[BEGIN EXTRACTED MATERIAL]
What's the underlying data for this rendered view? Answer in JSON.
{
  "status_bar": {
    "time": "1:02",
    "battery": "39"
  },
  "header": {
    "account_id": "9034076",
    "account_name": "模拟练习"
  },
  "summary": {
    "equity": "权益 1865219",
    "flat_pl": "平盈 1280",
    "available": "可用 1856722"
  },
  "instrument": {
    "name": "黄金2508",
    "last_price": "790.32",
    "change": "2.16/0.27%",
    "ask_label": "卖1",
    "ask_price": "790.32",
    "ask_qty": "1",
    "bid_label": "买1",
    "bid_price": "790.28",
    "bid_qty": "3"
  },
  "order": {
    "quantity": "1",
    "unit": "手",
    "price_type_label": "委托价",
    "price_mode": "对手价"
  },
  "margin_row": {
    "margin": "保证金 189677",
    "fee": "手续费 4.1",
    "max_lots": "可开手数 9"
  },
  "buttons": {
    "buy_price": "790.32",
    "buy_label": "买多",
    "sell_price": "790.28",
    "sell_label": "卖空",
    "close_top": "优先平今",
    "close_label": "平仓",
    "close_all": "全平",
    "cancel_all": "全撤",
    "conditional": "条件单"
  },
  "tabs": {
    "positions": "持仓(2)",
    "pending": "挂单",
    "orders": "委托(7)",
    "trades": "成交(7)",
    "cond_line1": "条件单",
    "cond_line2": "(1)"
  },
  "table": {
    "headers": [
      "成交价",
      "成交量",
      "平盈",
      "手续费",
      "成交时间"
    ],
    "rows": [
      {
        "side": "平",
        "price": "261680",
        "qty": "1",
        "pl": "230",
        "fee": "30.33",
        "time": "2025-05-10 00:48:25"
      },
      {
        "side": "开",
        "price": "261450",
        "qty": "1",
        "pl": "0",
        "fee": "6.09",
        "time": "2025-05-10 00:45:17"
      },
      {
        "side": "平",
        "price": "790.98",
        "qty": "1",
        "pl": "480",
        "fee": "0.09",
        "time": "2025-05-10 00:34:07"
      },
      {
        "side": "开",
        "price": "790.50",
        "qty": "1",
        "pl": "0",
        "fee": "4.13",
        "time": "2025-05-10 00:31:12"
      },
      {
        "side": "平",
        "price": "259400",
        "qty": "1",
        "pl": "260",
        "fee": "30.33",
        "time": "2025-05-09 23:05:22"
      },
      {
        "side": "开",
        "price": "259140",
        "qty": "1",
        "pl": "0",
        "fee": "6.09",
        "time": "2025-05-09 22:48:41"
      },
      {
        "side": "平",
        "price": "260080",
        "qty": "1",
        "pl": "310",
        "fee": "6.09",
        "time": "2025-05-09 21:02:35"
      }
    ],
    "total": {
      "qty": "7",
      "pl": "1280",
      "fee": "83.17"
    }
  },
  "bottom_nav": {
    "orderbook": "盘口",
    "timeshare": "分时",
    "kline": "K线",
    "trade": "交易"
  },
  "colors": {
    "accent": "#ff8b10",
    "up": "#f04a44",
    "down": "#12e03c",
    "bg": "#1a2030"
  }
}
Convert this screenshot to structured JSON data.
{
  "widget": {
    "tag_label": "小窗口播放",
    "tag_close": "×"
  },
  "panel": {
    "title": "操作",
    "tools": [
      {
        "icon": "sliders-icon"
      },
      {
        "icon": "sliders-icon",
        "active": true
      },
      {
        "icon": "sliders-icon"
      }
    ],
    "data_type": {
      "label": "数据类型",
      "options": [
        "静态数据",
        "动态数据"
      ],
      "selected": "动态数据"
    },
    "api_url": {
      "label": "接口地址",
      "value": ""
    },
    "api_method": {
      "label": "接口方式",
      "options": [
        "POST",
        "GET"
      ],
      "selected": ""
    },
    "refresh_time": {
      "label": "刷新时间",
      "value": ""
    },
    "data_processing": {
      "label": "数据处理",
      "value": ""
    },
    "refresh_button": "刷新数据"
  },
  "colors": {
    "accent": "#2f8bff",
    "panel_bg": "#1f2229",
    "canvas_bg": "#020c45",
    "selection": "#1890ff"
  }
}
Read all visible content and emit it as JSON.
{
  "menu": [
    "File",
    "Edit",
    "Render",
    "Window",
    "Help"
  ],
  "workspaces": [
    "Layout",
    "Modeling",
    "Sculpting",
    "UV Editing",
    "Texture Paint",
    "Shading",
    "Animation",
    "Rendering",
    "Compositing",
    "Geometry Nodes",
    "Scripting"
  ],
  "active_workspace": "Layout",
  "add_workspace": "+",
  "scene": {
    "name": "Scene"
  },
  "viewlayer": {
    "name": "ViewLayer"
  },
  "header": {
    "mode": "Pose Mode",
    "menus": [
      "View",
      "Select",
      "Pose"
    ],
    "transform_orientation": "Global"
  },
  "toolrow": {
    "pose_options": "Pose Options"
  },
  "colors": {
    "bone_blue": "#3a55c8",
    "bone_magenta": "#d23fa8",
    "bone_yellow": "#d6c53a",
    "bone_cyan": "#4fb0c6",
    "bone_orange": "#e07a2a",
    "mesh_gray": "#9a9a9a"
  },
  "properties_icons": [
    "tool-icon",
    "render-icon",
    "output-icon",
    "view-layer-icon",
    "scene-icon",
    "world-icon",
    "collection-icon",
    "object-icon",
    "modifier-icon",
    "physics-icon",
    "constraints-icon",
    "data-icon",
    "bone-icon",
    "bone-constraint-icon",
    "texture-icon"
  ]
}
[END EXTRACTED MATERIAL]
**YOUR GOAL**
Copy all data exactly, start to finish.

**SOLUTION**
What's the underlying data for this rendered view? Answer in JSON.
{
  "status_bar": {
    "time": "1:02",
    "battery": "39"
  },
  "header": {
    "account_id": "9034076",
    "account_name": "模拟练习"
  },
  "summary": {
    "equity": "权益 1865219",
    "flat_pl": "平盈 1280",
    "available": "可用 1856722"
  },
  "instrument": {
    "name": "黄金2508",
    "last_price": "790.32",
    "change": "2.16/0.27%",
    "ask_label": "卖1",
    "ask_price": "790.32",
    "ask_qty": "1",
    "bid_label": "买1",
    "bid_price": "790.28",
    "bid_qty": "3"
  },
  "order": {
    "quantity": "1",
    "unit": "手",
    "price_type_label": "委托价",
    "price_mode": "对手价"
  },
  "margin_row": {
    "margin": "保证金 189677",
    "fee": "手续费 4.1",
    "max_lots": "可开手数 9"
  },
  "buttons": {
    "buy_price": "790.32",
    "buy_label": "买多",
    "sell_price": "790.28",
    "sell_label": "卖空",
    "close_top": "优先平今",
    "close_label": "平仓",
    "close_all": "全平",
    "cancel_all": "全撤",
    "conditional": "条件单"
  },
  "tabs": {
    "positions": "持仓(2)",
    "pending": "挂单",
    "orders": "委托(7)",
    "trades": "成交(7)",
    "cond_line1": "条件单",
    "cond_line2": "(1)"
  },
  "table": {
    "headers": [
      "成交价",
      "成交量",
      "平盈",
      "手续费",
      "成交时间"
    ],
    "rows": [
      {
        "side": "平",
        "price": "261680",
        "qty": "1",
        "pl": "230",
        "fee": "30.33",
        "time": "2025-05-10 00:48:25"
      },
      {
        "side": "开",
        "price": "261450",
        "qty": "1",
        "pl": "0",
        "fee": "6.09",
        "time": "2025-05-10 00:45:17"
      },
      {
        "side": "平",
        "price": "790.98",
        "qty": "1",
        "pl": "480",
        "fee": "0.09",
        "time": "2025-05-10 00:34:07"
      },
      {
        "side": "开",
        "price": "790.50",
        "qty": "1",
        "pl": "0",
        "fee": "4.13",
        "time": "2025-05-10 00:31:12"
      },
      {
        "side": "平",
        "price": "259400",
        "qty": "1",
        "pl": "260",
        "fee": "30.33",
        "time": "2025-05-09 23:05:22"
      },
      {
        "side": "开",
        "price": "259140",
        "qty": "1",
        "pl": "0",
        "fee": "6.09",
        "time": "2025-05-09 22:48:41"
      },
      {
        "side": "平",
        "price": "260080",
        "qty": "1",
        "pl": "310",
        "fee": "6.09",
        "time": "2025-05-09 21:02:35"
      }
    ],
    "total": {
      "qty": "7",
      "pl": "1280",
      "fee": "83.17"
    }
  },
  "bottom_nav": {
    "orderbook": "盘口",
    "timeshare": "分时",
    "kline": "K线",
    "trade": "交易"
  },
  "colors": {
    "accent": "#ff8b10",
    "up": "#f04a44",
    "down": "#12e03c",
    "bg": "#1a2030"
  }
}
Convert this screenshot to structured JSON data.
{
  "widget": {
    "tag_label": "小窗口播放",
    "tag_close": "×"
  },
  "panel": {
    "title": "操作",
    "tools": [
      {
        "icon": "sliders-icon"
      },
      {
        "icon": "sliders-icon",
        "active": true
      },
      {
        "icon": "sliders-icon"
      }
    ],
    "data_type": {
      "label": "数据类型",
      "options": [
        "静态数据",
        "动态数据"
      ],
      "selected": "动态数据"
    },
    "api_url": {
      "label": "接口地址",
      "value": ""
    },
    "api_method": {
      "label": "接口方式",
      "options": [
        "POST",
        "GET"
      ],
      "selected": ""
    },
    "refresh_time": {
      "label": "刷新时间",
      "value": ""
    },
    "data_processing": {
      "label": "数据处理",
      "value": ""
    },
    "refresh_button": "刷新数据"
  },
  "colors": {
    "accent": "#2f8bff",
    "panel_bg": "#1f2229",
    "canvas_bg": "#020c45",
    "selection": "#1890ff"
  }
}
Read all visible content and emit it as JSON.
{
  "menu": [
    "File",
    "Edit",
    "Render",
    "Window",
    "Help"
  ],
  "workspaces": [
    "Layout",
    "Modeling",
    "Sculpting",
    "UV Editing",
    "Texture Paint",
    "Shading",
    "Animation",
    "Rendering",
    "Compositing",
    "Geometry Nodes",
    "Scripting"
  ],
  "active_workspace": "Layout",
  "add_workspace": "+",
  "scene": {
    "name": "Scene"
  },
  "viewlayer": {
    "name": "ViewLayer"
  },
  "header": {
    "mode": "Pose Mode",
    "menus": [
      "View",
      "Select",
      "Pose"
    ],
    "transform_orientation": "Global"
  },
  "toolrow": {
    "pose_options": "Pose Options"
  },
  "colors": {
    "bone_blue": "#3a55c8",
    "bone_magenta": "#d23fa8",
    "bone_yellow": "#d6c53a",
    "bone_cyan": "#4fb0c6",
    "bone_orange": "#e07a2a",
    "mesh_gray": "#9a9a9a"
  },
  "properties_icons": [
    "tool-icon",
    "render-icon",
    "output-icon",
    "view-layer-icon",
    "scene-icon",
    "world-icon",
    "collection-icon",
    "object-icon",
    "modifier-icon",
    "physics-icon",
    "constraints-icon",
    "data-icon",
    "bone-icon",
    "bone-constraint-icon",
    "texture-icon"
  ]
}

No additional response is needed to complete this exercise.